[INFORMATION SHOWN start]
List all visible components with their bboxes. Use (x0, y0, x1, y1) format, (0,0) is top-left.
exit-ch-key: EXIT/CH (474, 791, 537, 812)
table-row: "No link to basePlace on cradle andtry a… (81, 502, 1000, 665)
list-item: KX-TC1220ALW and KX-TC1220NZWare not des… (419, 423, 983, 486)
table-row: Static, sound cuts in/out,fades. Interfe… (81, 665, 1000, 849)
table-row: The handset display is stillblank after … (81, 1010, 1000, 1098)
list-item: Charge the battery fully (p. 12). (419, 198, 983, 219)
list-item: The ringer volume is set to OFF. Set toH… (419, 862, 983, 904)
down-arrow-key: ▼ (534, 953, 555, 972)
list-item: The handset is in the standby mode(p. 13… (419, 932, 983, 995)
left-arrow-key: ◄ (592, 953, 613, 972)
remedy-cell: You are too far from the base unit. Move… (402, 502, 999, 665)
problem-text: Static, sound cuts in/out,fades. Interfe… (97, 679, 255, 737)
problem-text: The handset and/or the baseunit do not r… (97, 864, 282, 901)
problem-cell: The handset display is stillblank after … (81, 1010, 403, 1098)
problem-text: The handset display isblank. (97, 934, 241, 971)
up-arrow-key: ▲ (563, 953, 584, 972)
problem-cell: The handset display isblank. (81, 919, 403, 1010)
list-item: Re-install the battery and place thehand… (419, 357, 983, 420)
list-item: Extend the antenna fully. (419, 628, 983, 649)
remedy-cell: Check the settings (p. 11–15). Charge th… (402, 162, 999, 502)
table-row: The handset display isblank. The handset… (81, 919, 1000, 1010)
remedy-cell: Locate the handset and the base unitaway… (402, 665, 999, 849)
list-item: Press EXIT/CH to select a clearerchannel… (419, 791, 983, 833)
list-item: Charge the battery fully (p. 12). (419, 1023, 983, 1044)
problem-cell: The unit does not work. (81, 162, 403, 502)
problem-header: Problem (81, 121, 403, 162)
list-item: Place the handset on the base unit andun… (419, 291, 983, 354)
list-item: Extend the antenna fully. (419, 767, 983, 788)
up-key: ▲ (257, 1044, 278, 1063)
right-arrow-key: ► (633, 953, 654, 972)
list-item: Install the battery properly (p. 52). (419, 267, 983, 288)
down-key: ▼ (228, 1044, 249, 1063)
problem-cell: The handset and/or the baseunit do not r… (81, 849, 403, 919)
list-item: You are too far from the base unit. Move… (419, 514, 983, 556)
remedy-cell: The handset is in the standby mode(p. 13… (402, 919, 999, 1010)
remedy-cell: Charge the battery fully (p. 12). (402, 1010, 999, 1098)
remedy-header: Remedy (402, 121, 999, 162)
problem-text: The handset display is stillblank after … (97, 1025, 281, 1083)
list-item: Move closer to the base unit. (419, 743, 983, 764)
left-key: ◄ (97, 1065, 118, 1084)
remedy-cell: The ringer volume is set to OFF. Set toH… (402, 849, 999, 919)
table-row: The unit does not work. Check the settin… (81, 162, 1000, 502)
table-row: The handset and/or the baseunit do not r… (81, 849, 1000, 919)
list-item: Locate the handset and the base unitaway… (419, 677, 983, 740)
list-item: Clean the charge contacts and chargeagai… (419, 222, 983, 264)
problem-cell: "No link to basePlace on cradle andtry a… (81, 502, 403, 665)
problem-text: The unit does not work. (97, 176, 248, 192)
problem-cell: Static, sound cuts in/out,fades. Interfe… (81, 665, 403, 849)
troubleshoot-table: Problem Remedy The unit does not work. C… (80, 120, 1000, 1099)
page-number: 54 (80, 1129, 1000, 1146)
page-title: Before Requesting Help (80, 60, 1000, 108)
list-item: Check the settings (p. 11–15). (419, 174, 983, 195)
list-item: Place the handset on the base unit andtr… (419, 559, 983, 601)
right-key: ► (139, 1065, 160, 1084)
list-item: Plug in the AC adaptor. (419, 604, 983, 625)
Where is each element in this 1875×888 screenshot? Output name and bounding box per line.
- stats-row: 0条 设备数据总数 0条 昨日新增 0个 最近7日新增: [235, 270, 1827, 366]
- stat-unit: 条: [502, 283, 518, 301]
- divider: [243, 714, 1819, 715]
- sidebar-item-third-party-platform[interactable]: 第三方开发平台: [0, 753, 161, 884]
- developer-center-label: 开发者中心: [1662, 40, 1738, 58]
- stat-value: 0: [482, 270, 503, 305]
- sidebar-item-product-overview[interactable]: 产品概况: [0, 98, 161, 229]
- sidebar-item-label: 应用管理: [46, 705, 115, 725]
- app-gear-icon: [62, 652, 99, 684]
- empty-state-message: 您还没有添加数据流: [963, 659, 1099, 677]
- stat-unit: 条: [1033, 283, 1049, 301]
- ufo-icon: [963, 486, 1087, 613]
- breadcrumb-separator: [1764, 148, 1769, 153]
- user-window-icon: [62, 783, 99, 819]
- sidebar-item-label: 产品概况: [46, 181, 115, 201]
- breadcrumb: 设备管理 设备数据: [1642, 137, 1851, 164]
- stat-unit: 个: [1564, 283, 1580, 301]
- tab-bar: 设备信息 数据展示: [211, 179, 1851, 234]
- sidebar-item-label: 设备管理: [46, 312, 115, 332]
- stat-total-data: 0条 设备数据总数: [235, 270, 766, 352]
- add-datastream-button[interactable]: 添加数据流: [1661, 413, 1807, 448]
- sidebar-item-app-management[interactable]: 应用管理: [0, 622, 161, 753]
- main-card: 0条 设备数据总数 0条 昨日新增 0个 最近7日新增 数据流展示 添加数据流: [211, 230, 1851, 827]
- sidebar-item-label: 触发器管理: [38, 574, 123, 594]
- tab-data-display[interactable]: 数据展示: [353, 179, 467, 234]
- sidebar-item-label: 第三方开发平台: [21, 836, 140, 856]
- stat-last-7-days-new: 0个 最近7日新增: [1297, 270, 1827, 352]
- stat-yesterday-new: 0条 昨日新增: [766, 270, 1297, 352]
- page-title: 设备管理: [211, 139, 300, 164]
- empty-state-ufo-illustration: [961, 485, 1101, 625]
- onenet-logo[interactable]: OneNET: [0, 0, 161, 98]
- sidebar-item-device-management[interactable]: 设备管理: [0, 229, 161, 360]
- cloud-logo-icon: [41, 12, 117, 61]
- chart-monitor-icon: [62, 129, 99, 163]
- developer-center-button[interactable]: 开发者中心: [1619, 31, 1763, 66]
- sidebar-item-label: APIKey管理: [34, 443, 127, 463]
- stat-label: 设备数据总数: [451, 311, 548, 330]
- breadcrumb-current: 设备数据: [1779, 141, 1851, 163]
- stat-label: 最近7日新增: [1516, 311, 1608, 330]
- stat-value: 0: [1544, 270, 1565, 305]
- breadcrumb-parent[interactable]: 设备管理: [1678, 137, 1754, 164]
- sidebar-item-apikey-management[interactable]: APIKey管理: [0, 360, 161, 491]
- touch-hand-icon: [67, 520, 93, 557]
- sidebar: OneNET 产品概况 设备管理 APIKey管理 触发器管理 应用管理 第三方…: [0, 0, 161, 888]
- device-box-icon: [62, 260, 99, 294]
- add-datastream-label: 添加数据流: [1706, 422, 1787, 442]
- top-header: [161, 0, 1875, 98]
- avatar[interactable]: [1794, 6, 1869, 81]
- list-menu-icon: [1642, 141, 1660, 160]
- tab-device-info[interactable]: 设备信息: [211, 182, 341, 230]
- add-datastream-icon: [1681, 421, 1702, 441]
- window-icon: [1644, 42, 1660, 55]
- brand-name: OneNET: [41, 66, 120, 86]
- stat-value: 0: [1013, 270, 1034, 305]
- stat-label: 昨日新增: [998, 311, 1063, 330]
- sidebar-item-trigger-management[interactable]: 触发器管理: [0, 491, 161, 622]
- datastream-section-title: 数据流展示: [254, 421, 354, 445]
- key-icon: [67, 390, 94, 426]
[INFORMATION SHOWN end]
§ WRITTEN PROBLEM:
Copy every line of the records above, keeping each one unchanged.

§ PROBLEM SOLUTION:
List all visible components with their bboxes. Use (x0, y0, x1, y1) format, (0,0) is top-left.
exit-ch-key: EXIT/CH (474, 791, 537, 812)
table-row: "No link to basePlace on cradle andtry a… (81, 502, 1000, 665)
list-item: KX-TC1220ALW and KX-TC1220NZWare not des… (419, 423, 983, 486)
table-row: Static, sound cuts in/out,fades. Interfe… (81, 665, 1000, 849)
table-row: The handset display is stillblank after … (81, 1010, 1000, 1098)
list-item: Charge the battery fully (p. 12). (419, 198, 983, 219)
list-item: The ringer volume is set to OFF. Set toH… (419, 862, 983, 904)
down-arrow-key: ▼ (534, 953, 555, 972)
list-item: The handset is in the standby mode(p. 13… (419, 932, 983, 995)
left-arrow-key: ◄ (592, 953, 613, 972)
remedy-cell: You are too far from the base unit. Move… (402, 502, 999, 665)
problem-text: Static, sound cuts in/out,fades. Interfe… (97, 679, 255, 737)
problem-text: The handset and/or the baseunit do not r… (97, 864, 282, 901)
problem-cell: The handset display is stillblank after … (81, 1010, 403, 1098)
problem-text: The handset display isblank. (97, 934, 241, 971)
up-arrow-key: ▲ (563, 953, 584, 972)
problem-cell: The handset display isblank. (81, 919, 403, 1010)
list-item: Re-install the battery and place thehand… (419, 357, 983, 420)
list-item: Extend the antenna fully. (419, 628, 983, 649)
remedy-cell: Check the settings (p. 11–15). Charge th… (402, 162, 999, 502)
table-row: The handset display isblank. The handset… (81, 919, 1000, 1010)
remedy-cell: Locate the handset and the base unitaway… (402, 665, 999, 849)
list-item: Press EXIT/CH to select a clearerchannel… (419, 791, 983, 833)
list-item: Charge the battery fully (p. 12). (419, 1023, 983, 1044)
problem-cell: The unit does not work. (81, 162, 403, 502)
problem-header: Problem (81, 121, 403, 162)
list-item: Place the handset on the base unit andun… (419, 291, 983, 354)
list-item: Extend the antenna fully. (419, 767, 983, 788)
up-key: ▲ (257, 1044, 278, 1063)
right-arrow-key: ► (633, 953, 654, 972)
list-item: Install the battery properly (p. 52). (419, 267, 983, 288)
down-key: ▼ (228, 1044, 249, 1063)
problem-cell: The handset and/or the baseunit do not r… (81, 849, 403, 919)
list-item: You are too far from the base unit. Move… (419, 514, 983, 556)
remedy-cell: The handset is in the standby mode(p. 13… (402, 919, 999, 1010)
remedy-cell: Charge the battery fully (p. 12). (402, 1010, 999, 1098)
remedy-header: Remedy (402, 121, 999, 162)
problem-text: The handset display is stillblank after … (97, 1025, 281, 1083)
list-item: Move closer to the base unit. (419, 743, 983, 764)
left-key: ◄ (97, 1065, 118, 1084)
remedy-cell: The ringer volume is set to OFF. Set toH… (402, 849, 999, 919)
table-row: The unit does not work. Check the settin… (81, 162, 1000, 502)
table-row: The handset and/or the baseunit do not r… (81, 849, 1000, 919)
list-item: Locate the handset and the base unitaway… (419, 677, 983, 740)
list-item: Clean the charge contacts and chargeagai… (419, 222, 983, 264)
problem-cell: "No link to basePlace on cradle andtry a… (81, 502, 403, 665)
problem-text: The unit does not work. (97, 176, 248, 192)
problem-cell: Static, sound cuts in/out,fades. Interfe… (81, 665, 403, 849)
troubleshoot-table: Problem Remedy The unit does not work. C… (80, 120, 1000, 1099)
page-number: 54 (80, 1129, 1000, 1146)
page-title: Before Requesting Help (80, 60, 1000, 108)
list-item: Check the settings (p. 11–15). (419, 174, 983, 195)
list-item: Place the handset on the base unit andtr… (419, 559, 983, 601)
right-key: ► (139, 1065, 160, 1084)
list-item: Plug in the AC adaptor. (419, 604, 983, 625)
Where is each element in this 1875×888 screenshot? Output name and bounding box per line.
- stats-row: 0条 设备数据总数 0条 昨日新增 0个 最近7日新增: [235, 270, 1827, 366]
- stat-unit: 条: [502, 283, 518, 301]
- divider: [243, 714, 1819, 715]
- sidebar-item-third-party-platform[interactable]: 第三方开发平台: [0, 753, 161, 884]
- developer-center-label: 开发者中心: [1662, 40, 1738, 58]
- stat-value: 0: [482, 270, 503, 305]
- sidebar-item-product-overview[interactable]: 产品概况: [0, 98, 161, 229]
- sidebar-item-label: 应用管理: [46, 705, 115, 725]
- app-gear-icon: [62, 652, 99, 684]
- empty-state-message: 您还没有添加数据流: [963, 659, 1099, 677]
- stat-unit: 条: [1033, 283, 1049, 301]
- ufo-icon: [963, 486, 1087, 613]
- breadcrumb-separator: [1764, 148, 1769, 153]
- user-window-icon: [62, 783, 99, 819]
- sidebar-item-label: 产品概况: [46, 181, 115, 201]
- breadcrumb: 设备管理 设备数据: [1642, 137, 1851, 164]
- stat-unit: 个: [1564, 283, 1580, 301]
- tab-bar: 设备信息 数据展示: [211, 179, 1851, 234]
- sidebar-item-label: 设备管理: [46, 312, 115, 332]
- stat-total-data: 0条 设备数据总数: [235, 270, 766, 352]
- add-datastream-button[interactable]: 添加数据流: [1661, 413, 1807, 448]
- sidebar-item-app-management[interactable]: 应用管理: [0, 622, 161, 753]
- main-card: 0条 设备数据总数 0条 昨日新增 0个 最近7日新增 数据流展示 添加数据流: [211, 230, 1851, 827]
- sidebar-item-label: 触发器管理: [38, 574, 123, 594]
- tab-data-display[interactable]: 数据展示: [353, 179, 467, 234]
- sidebar-item-label: 第三方开发平台: [21, 836, 140, 856]
- stat-last-7-days-new: 0个 最近7日新增: [1297, 270, 1827, 352]
- stat-yesterday-new: 0条 昨日新增: [766, 270, 1297, 352]
- page-title: 设备管理: [211, 139, 300, 164]
- empty-state-ufo-illustration: [961, 485, 1101, 625]
- onenet-logo[interactable]: OneNET: [0, 0, 161, 98]
- sidebar-item-device-management[interactable]: 设备管理: [0, 229, 161, 360]
- cloud-logo-icon: [41, 12, 117, 61]
- chart-monitor-icon: [62, 129, 99, 163]
- developer-center-button[interactable]: 开发者中心: [1619, 31, 1763, 66]
- sidebar-item-label: APIKey管理: [34, 443, 127, 463]
- stat-label: 设备数据总数: [451, 311, 548, 330]
- breadcrumb-current: 设备数据: [1779, 141, 1851, 163]
- stat-label: 最近7日新增: [1516, 311, 1608, 330]
- stat-value: 0: [1544, 270, 1565, 305]
- breadcrumb-parent[interactable]: 设备管理: [1678, 137, 1754, 164]
- sidebar-item-apikey-management[interactable]: APIKey管理: [0, 360, 161, 491]
- touch-hand-icon: [67, 520, 93, 557]
- sidebar: OneNET 产品概况 设备管理 APIKey管理 触发器管理 应用管理 第三方…: [0, 0, 161, 888]
- device-box-icon: [62, 260, 99, 294]
- add-datastream-label: 添加数据流: [1706, 422, 1787, 442]
- top-header: [161, 0, 1875, 98]
- avatar[interactable]: [1794, 6, 1869, 81]
- list-menu-icon: [1642, 141, 1660, 160]
- tab-device-info[interactable]: 设备信息: [211, 182, 341, 230]
- add-datastream-icon: [1681, 421, 1702, 441]
- window-icon: [1644, 42, 1660, 55]
- brand-name: OneNET: [41, 66, 120, 86]
- stat-value: 0: [1013, 270, 1034, 305]
- stat-label: 昨日新增: [998, 311, 1063, 330]
- sidebar-item-trigger-management[interactable]: 触发器管理: [0, 491, 161, 622]
- datastream-section-title: 数据流展示: [254, 421, 354, 445]
- key-icon: [67, 390, 94, 426]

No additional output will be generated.